▶ Problem:
Identify all lines in the listing that include the word "ascoltata", and copy them out.

Data excerpts

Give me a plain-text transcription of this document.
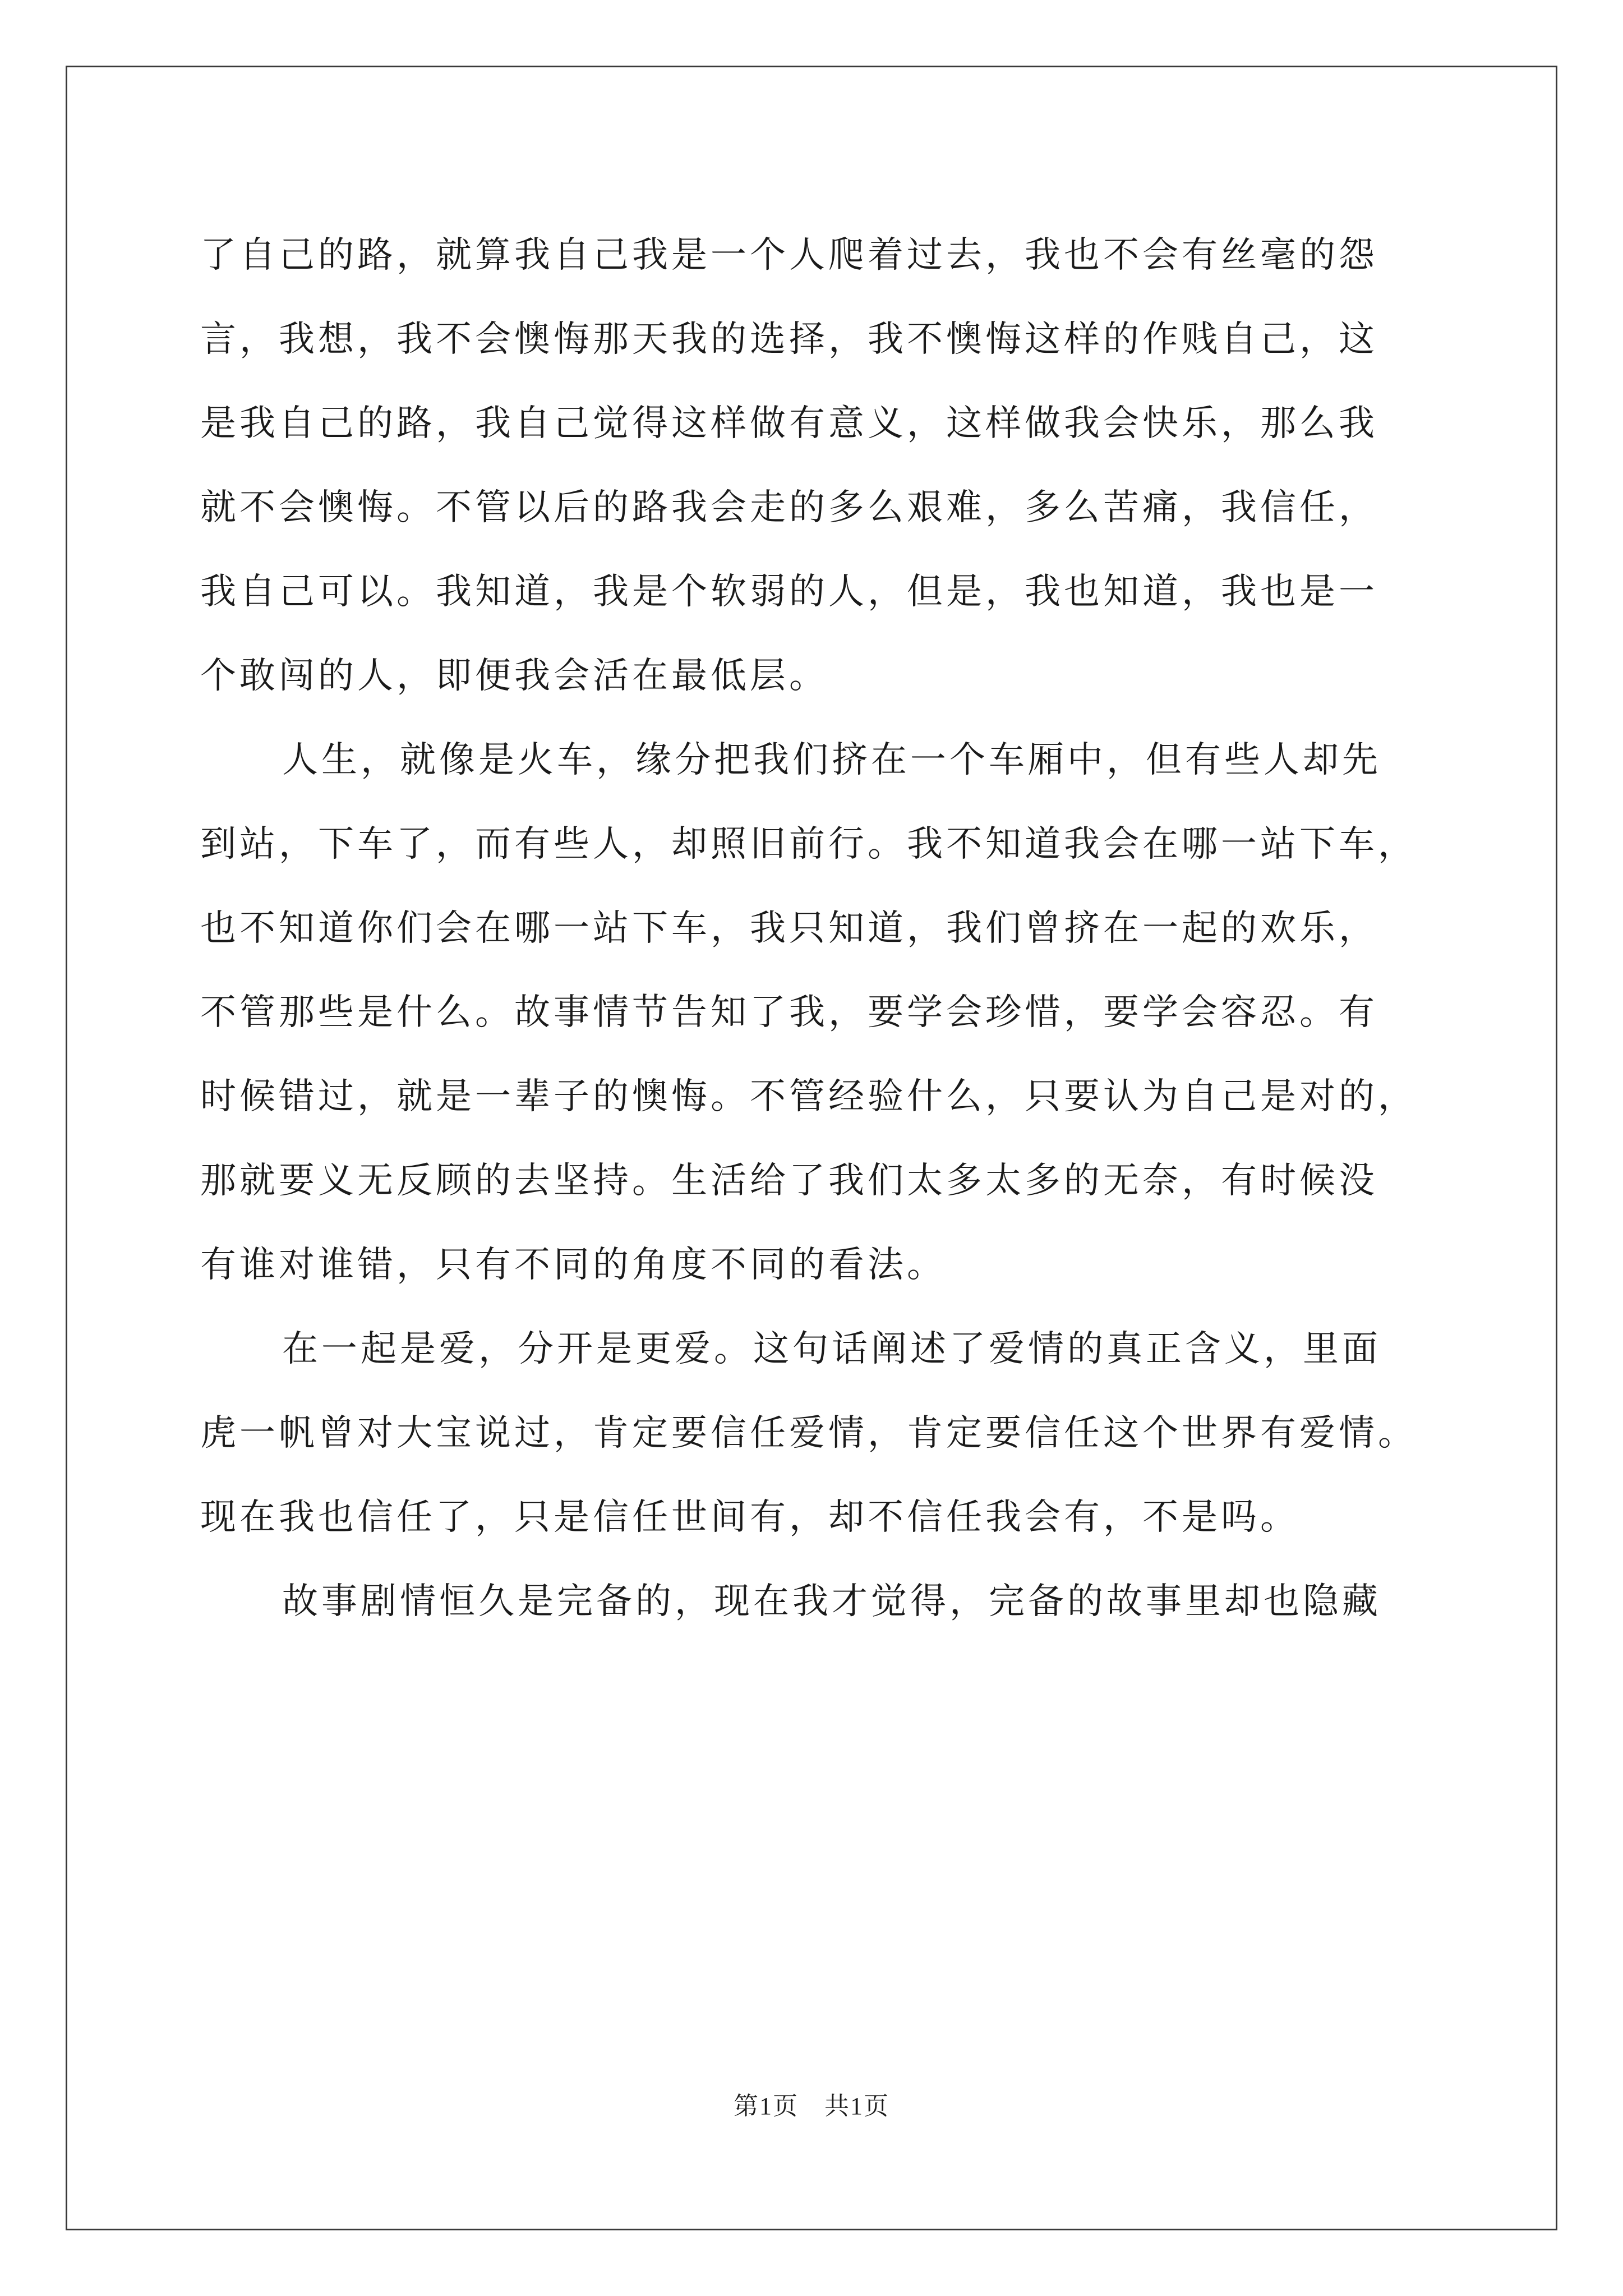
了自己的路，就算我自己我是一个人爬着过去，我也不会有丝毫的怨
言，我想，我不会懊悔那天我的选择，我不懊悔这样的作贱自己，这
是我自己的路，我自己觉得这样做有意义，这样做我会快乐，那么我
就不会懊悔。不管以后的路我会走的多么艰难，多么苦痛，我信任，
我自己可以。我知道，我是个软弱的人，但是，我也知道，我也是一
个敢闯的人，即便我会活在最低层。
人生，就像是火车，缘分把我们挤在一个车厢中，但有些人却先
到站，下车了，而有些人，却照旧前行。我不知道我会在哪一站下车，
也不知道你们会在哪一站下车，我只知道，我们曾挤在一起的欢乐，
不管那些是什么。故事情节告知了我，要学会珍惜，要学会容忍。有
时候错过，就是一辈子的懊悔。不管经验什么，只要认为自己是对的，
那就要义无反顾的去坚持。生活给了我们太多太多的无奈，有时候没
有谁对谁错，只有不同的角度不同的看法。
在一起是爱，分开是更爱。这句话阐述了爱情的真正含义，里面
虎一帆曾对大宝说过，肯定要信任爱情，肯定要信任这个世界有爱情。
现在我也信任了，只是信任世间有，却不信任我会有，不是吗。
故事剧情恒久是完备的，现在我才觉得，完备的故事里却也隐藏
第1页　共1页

==

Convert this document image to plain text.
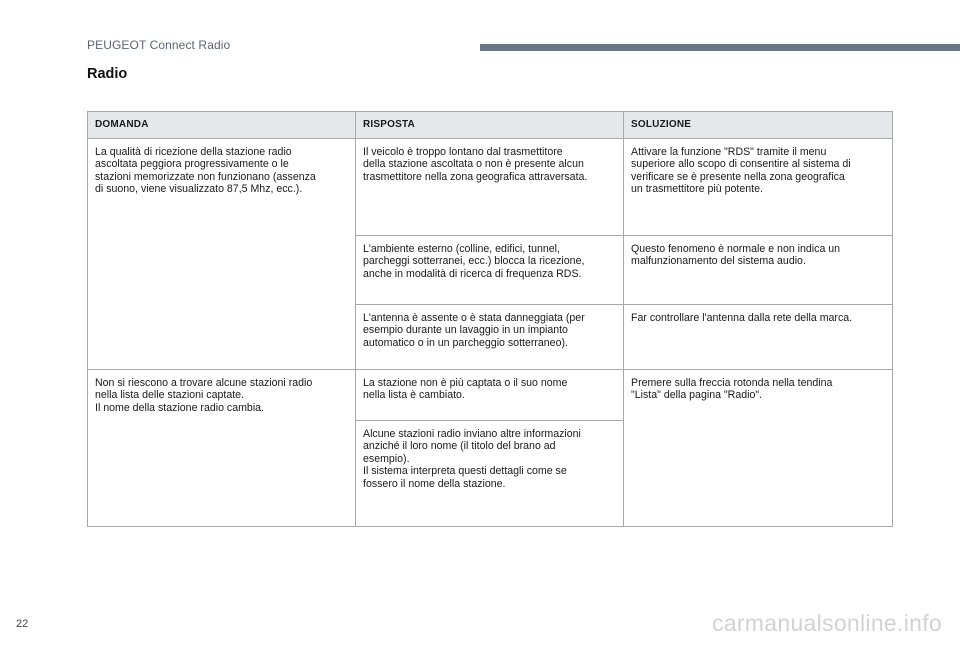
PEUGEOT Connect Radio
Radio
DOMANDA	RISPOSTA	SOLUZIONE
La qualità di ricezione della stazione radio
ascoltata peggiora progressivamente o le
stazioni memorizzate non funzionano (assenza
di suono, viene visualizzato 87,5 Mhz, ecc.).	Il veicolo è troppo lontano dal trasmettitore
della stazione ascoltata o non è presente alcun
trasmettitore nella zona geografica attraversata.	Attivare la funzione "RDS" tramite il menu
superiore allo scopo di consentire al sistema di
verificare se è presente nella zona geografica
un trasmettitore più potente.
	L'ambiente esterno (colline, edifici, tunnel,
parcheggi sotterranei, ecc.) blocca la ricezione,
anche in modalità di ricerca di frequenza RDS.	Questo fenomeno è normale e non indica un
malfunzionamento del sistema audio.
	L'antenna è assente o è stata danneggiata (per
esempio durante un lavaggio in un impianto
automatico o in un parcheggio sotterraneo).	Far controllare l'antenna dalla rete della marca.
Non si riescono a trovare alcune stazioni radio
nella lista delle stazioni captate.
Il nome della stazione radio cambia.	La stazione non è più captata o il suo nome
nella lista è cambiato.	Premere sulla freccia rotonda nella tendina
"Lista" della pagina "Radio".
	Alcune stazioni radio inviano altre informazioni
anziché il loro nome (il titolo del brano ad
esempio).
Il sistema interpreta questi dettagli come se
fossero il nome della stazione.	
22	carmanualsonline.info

▶ Task answer:
ascoltata peggiora progressivamente o le
della stazione ascoltata o non è presente alcun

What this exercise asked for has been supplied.